Extrait source:
01.12.2023 Giorgio Cravero

GFX100 x GIORGIO CRAVERO | Nature morte d’une montre Unimatic

Giorgio Cravero

Giorgio Cravero vit et travaille à Turin, où il est né en 1975. Diplômé en communication visuelle à l’Institut Européen de Design (IED), il a commencé sa carrière en tant que photographe d’architecture et de natures mortes.
Évoluant entre la photographie traditionnelle, le numérique et les nouvelles technologies, il associe souvent, en utilisant la lumière pour décrire la forme et les matières, plusieurs techniques pour souligner et communiquer sa façon de percevoir les objets et l’espace.

Objectif A: Recopiez mot pour mot le passage de la présentation de Giorgio Cravero qui va de "GFX100 x GIORGIO" à "objets et l’espace.".
Objectif B: Reprenez la présentation de Giorgio Cravero après sa dernière phrase et poursuivez-la.

Données fournies:
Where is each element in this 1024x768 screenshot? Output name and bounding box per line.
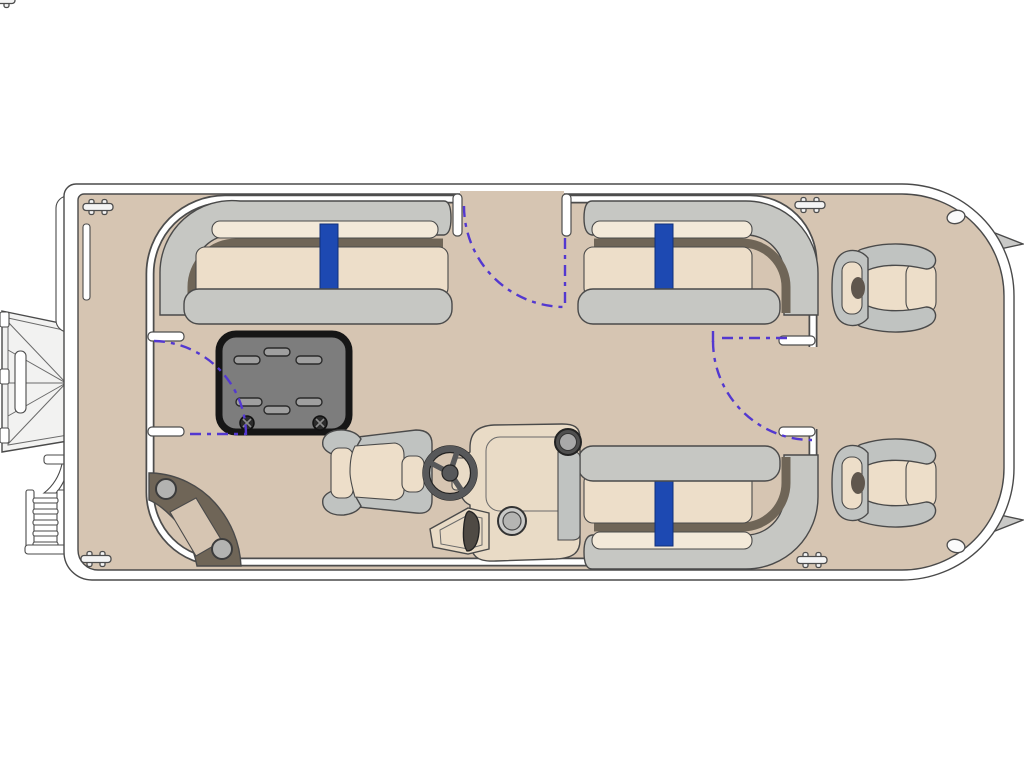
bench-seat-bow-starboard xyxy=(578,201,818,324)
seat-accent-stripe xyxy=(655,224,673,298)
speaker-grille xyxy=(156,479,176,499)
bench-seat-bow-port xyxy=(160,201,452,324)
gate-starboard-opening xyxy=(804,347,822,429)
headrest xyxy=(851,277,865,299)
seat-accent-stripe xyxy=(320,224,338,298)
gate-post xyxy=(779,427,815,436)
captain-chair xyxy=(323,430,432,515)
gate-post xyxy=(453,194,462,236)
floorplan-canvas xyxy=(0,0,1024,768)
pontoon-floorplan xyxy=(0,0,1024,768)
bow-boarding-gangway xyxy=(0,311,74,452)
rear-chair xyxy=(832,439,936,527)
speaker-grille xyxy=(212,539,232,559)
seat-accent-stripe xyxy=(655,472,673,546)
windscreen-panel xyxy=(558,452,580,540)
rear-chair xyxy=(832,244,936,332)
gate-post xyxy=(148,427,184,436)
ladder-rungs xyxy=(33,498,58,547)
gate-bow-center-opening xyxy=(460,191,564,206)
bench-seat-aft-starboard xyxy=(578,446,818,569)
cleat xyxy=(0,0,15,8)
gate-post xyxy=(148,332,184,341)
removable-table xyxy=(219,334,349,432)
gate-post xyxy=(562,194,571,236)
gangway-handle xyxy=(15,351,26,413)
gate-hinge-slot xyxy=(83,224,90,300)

Réponse rédigée A:
GFX100 x GIORGIO CRAVERO | Nature morte d’une montre Unimatic

Giorgio Cravero

Giorgio Cravero vit et travaille à Turin, où il est né en 1975. Diplômé en communication visuelle à l’Institut Européen de Design (IED), il a commencé sa carrière en tant que photographe d’architecture et de natures mortes.
Évoluant entre la photographie traditionnelle, le numérique et les nouvelles technologies, il associe souvent, en utilisant la lumière pour décrire la forme et les matières, plusieurs techniques pour souligner et communiquer sa façon de percevoir les objets et l’espace.

Réponse rédigée B:
En 2012, après en avoir été le propriétaire associé pendant deux ans, il fait l’acquisition complète de Studio Blu, l’un des studios les plus anciens et les plus prestigieux d’Italie pour la nature morte, sélectionnant une équipe capable de fournir un langage visuel unique et déclinable sur différents médias. Il rénove également complètement le Studio, en créant une structure capable de suivre chaque partie du flux de travail, de la créativité à la production jusqu’à la postproduction. Dernièrement, il s’est davantage concentré sur la photographie culinaire et de boissons.
En 2016, il a remporté le prix Hasselblad Master Award (dans la catégorie Nature morte).

Photographie de nature morte avec le GFX100

Si photographier des montres en utilisant la technique de la nature morte peut être un exercice passionnant, il n’en est pas moins difficile. Ce genre de photographie nécessite beaucoup de patience et d’attention aux détails pour capturer la beauté et l’élégance des montres, et les rendre attrayantes à travers l’image.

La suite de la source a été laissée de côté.